_Stated task_:
From the listing below, extract every line containing "výkonu".

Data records
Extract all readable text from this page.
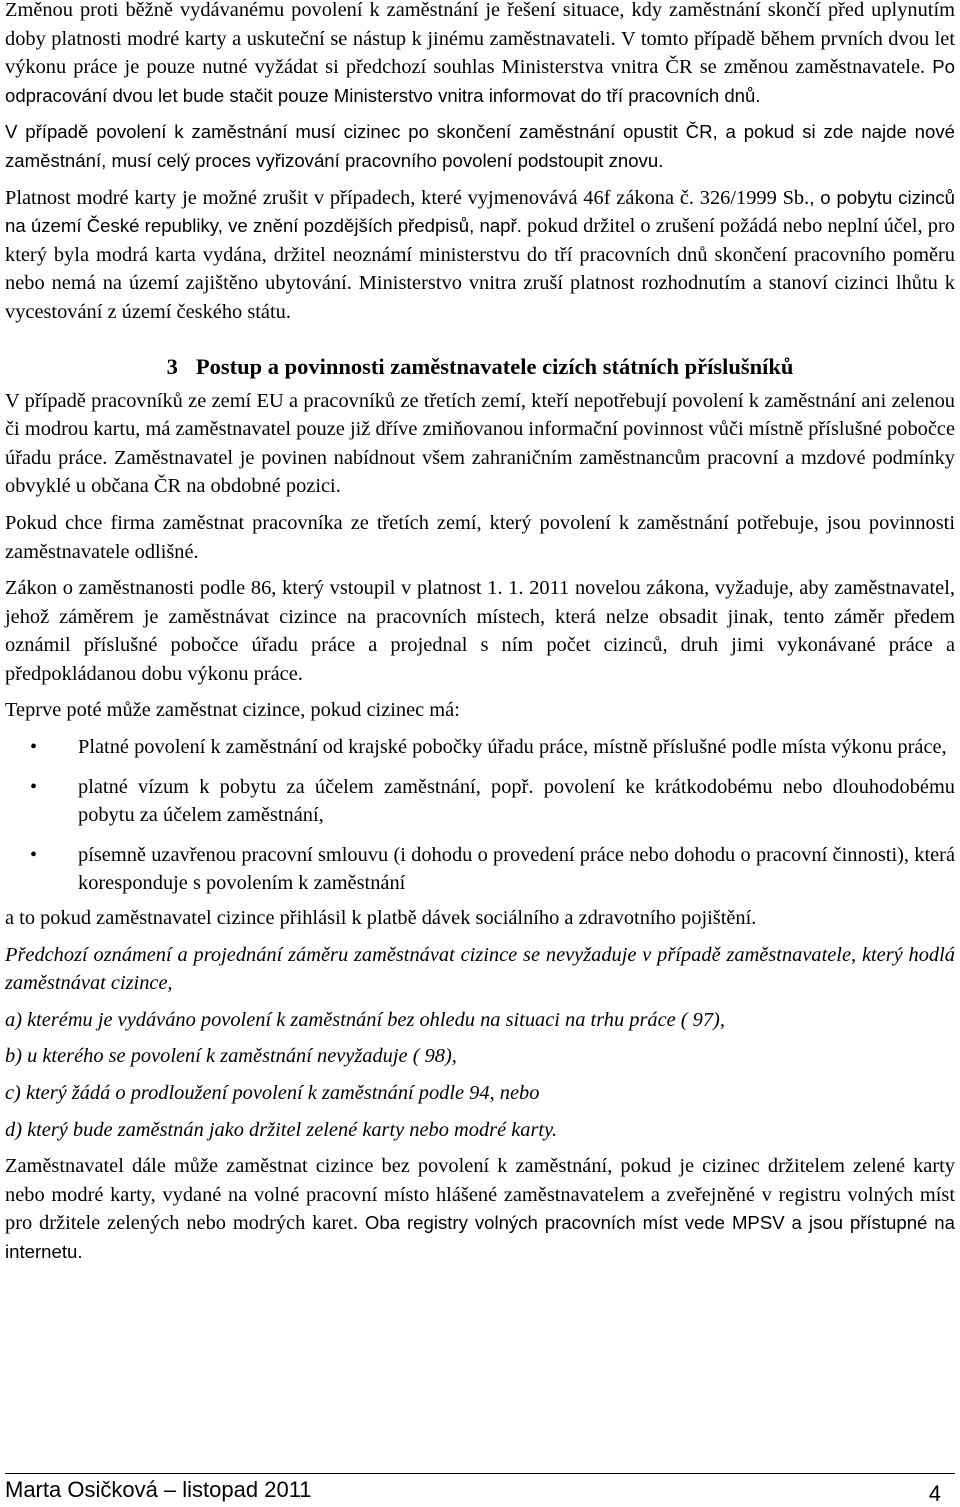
Změnou proti běžně vydávanému povolení k zaměstnání je řešení situace, kdy zaměstnání skončí před uplynutím doby platnosti modré karty a uskuteční se nástup k jinému zaměstnavateli. V tomto případě během prvních dvou let výkonu práce je pouze nutné vyžádat si předchozí souhlas Ministerstva vnitra ČR se změnou zaměstnavatele. Po odpracování dvou let bude stačit pouze Ministerstvo vnitra informovat do tří pracovních dnů.

V případě povolení k zaměstnání musí cizinec po skončení zaměstnání opustit ČR, a pokud si zde najde nové zaměstnání, musí celý proces vyřizování pracovního povolení podstoupit znovu.

Platnost modré karty je možné zrušit v případech, které vyjmenovává 46f zákona č. 326/1999 Sb., o pobytu cizinců na území České republiky, ve znění pozdějších předpisů, např. pokud držitel o zrušení požádá nebo neplní účel, pro který byla modrá karta vydána, držitel neoznámí ministerstvu do tří pracovních dnů skončení pracovního poměru nebo nemá na území zajištěno ubytování. Ministerstvo vnitra zruší platnost rozhodnutím a stanoví cizinci lhůtu k vycestování z území českého státu.

3 Postup a povinnosti zaměstnavatele cizích státních příslušníků

V případě pracovníků ze zemí EU a pracovníků ze třetích zemí, kteří nepotřebují povolení k zaměstnání ani zelenou či modrou kartu, má zaměstnavatel pouze již dříve zmiňovanou informační povinnost vůči místně příslušné pobočce úřadu práce. Zaměstnavatel je povinen nabídnout všem zahraničním zaměstnancům pracovní a mzdové podmínky obvyklé u občana ČR na obdobné pozici.

Pokud chce firma zaměstnat pracovníka ze třetích zemí, který povolení k zaměstnání potřebuje, jsou povinnosti zaměstnavatele odlišné.

Zákon o zaměstnanosti podle 86, který vstoupil v platnost 1. 1. 2011 novelou zákona, vyžaduje, aby zaměstnavatel, jehož záměrem je zaměstnávat cizince na pracovních místech, která nelze obsadit jinak, tento záměr předem oznámil příslušné pobočce úřadu práce a projednal s ním počet cizinců, druh jimi vykonávané práce a předpokládanou dobu výkonu práce.

Teprve poté může zaměstnat cizince, pokud cizinec má:

• Platné povolení k zaměstnání od krajské pobočky úřadu práce, místně příslušné podle místa výkonu práce,
• platné vízum k pobytu za účelem zaměstnání, popř. povolení ke krátkodobému nebo dlouhodobému pobytu za účelem zaměstnání,
• písemně uzavřenou pracovní smlouvu (i dohodu o provedení práce nebo dohodu o pracovní činnosti), která koresponduje s povolením k zaměstnání

a to pokud zaměstnavatel cizince přihlásil k platbě dávek sociálního a zdravotního pojištění.

Předchozí oznámení a projednání záměru zaměstnávat cizince se nevyžaduje v případě zaměstnavatele, který hodlá zaměstnávat cizince,

a) kterému je vydáváno povolení k zaměstnání bez ohledu na situaci na trhu práce ( 97),

b) u kterého se povolení k zaměstnání nevyžaduje ( 98),

c) který žádá o prodloužení povolení k zaměstnání podle 94, nebo

d) který bude zaměstnán jako držitel zelené karty nebo modré karty.

Zaměstnavatel dále může zaměstnat cizince bez povolení k zaměstnání, pokud je cizinec držitelem zelené karty nebo modré karty, vydané na volné pracovní místo hlášené zaměstnavatelem a zveřejněné v registru volných míst pro držitele zelených nebo modrých karet. Oba registry volných pracovních míst vede MPSV a jsou přístupné na internetu.

Marta Osičková – listopad 2011	4
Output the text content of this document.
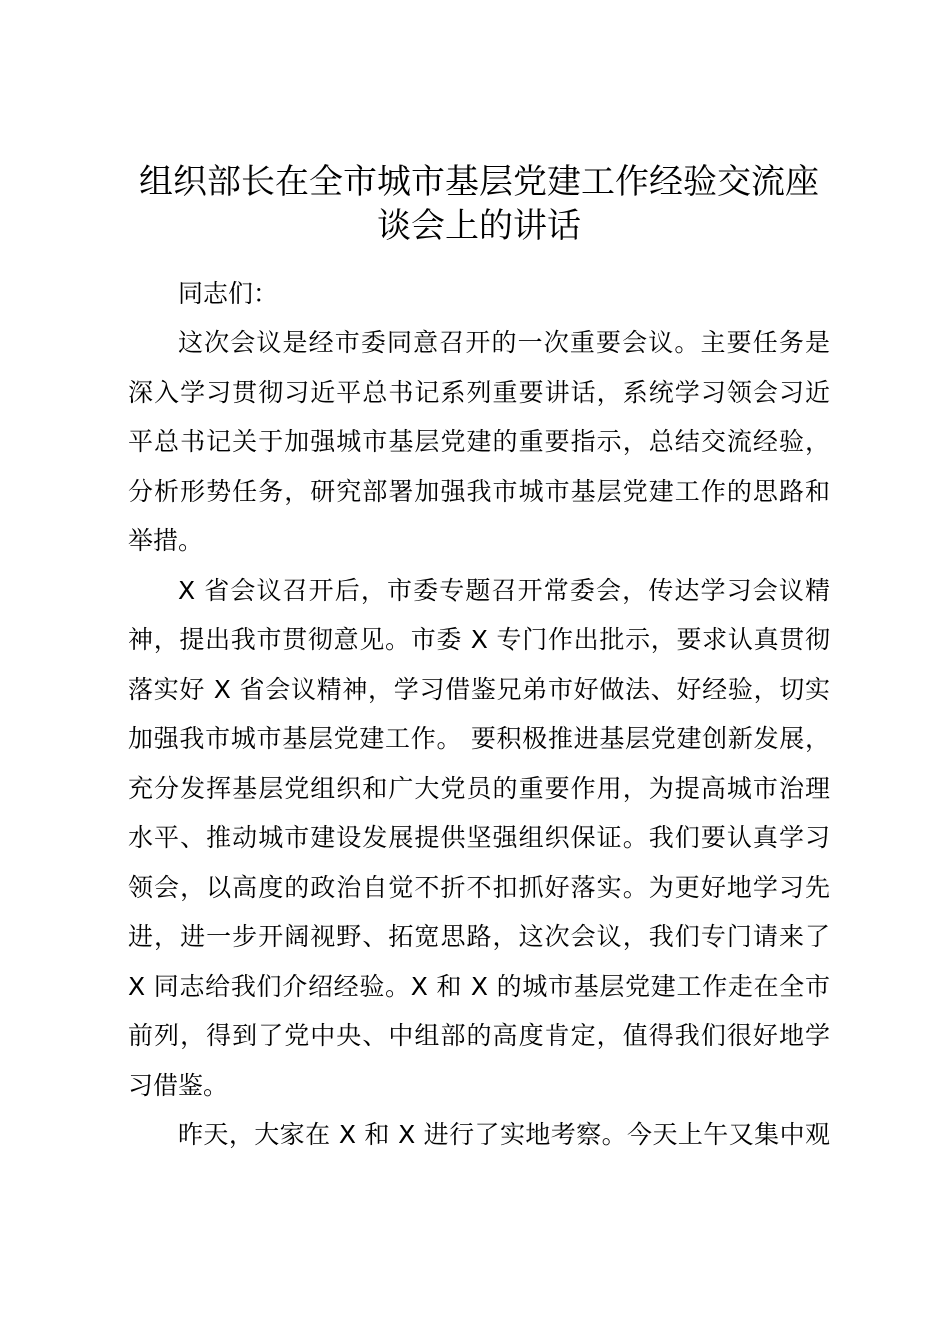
组织部长在全市城市基层党建工作经验交流座
谈会上的讲话
同志们：

这次会议是经市委同意召开的一次重要会议。主要任务是
深入学习贯彻习近平总书记系列重要讲话，系统学习领会习近
平总书记关于加强城市基层党建的重要指示，总结交流经验，
分析形势任务，研究部署加强我市城市基层党建工作的思路和
举措。

X 省会议召开后，市委专题召开常委会，传达学习会议精
神，提出我市贯彻意见。市委 X 专门作出批示，要求认真贯彻
落实好 X 省会议精神，学习借鉴兄弟市好做法、好经验，切实
加强我市城市基层党建工作。 要积极推进基层党建创新发展，
充分发挥基层党组织和广大党员的重要作用，为提高城市治理
水平、推动城市建设发展提供坚强组织保证。我们要认真学习
领会，以高度的政治自觉不折不扣抓好落实。为更好地学习先
进，进一步开阔视野、拓宽思路，这次会议，我们专门请来了
X 同志给我们介绍经验。X 和 X 的城市基层党建工作走在全市
前列，得到了党中央、中组部的高度肯定，值得我们很好地学
习借鉴。

昨天，大家在 X 和 X 进行了实地考察。今天上午又集中观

_Exercise response_:
Změnou proti běžně vydávanému povolení k zaměstnání je řešení situace, kdy zaměstnání skončí před uplynutím doby platnosti modré karty a uskuteční se nástup k jinému zaměstnavateli. V tomto případě během prvních dvou let výkonu práce je pouze nutné vyžádat si předchozí souhlas Ministerstva vnitra ČR se změnou zaměstnavatele. Po odpracování dvou let bude stačit pouze Ministerstvo vnitra informovat do tří pracovních dnů.
Zákon o zaměstnanosti podle 86, který vstoupil v platnost 1. 1. 2011 novelou zákona, vyžaduje, aby zaměstnavatel, jehož záměrem je zaměstnávat cizince na pracovních místech, která nelze obsadit jinak, tento záměr předem oznámil příslušné pobočce úřadu práce a projednal s ním počet cizinců, druh jimi vykonávané práce a předpokládanou dobu výkonu práce.
• Platné povolení k zaměstnání od krajské pobočky úřadu práce, místně příslušné podle místa výkonu práce,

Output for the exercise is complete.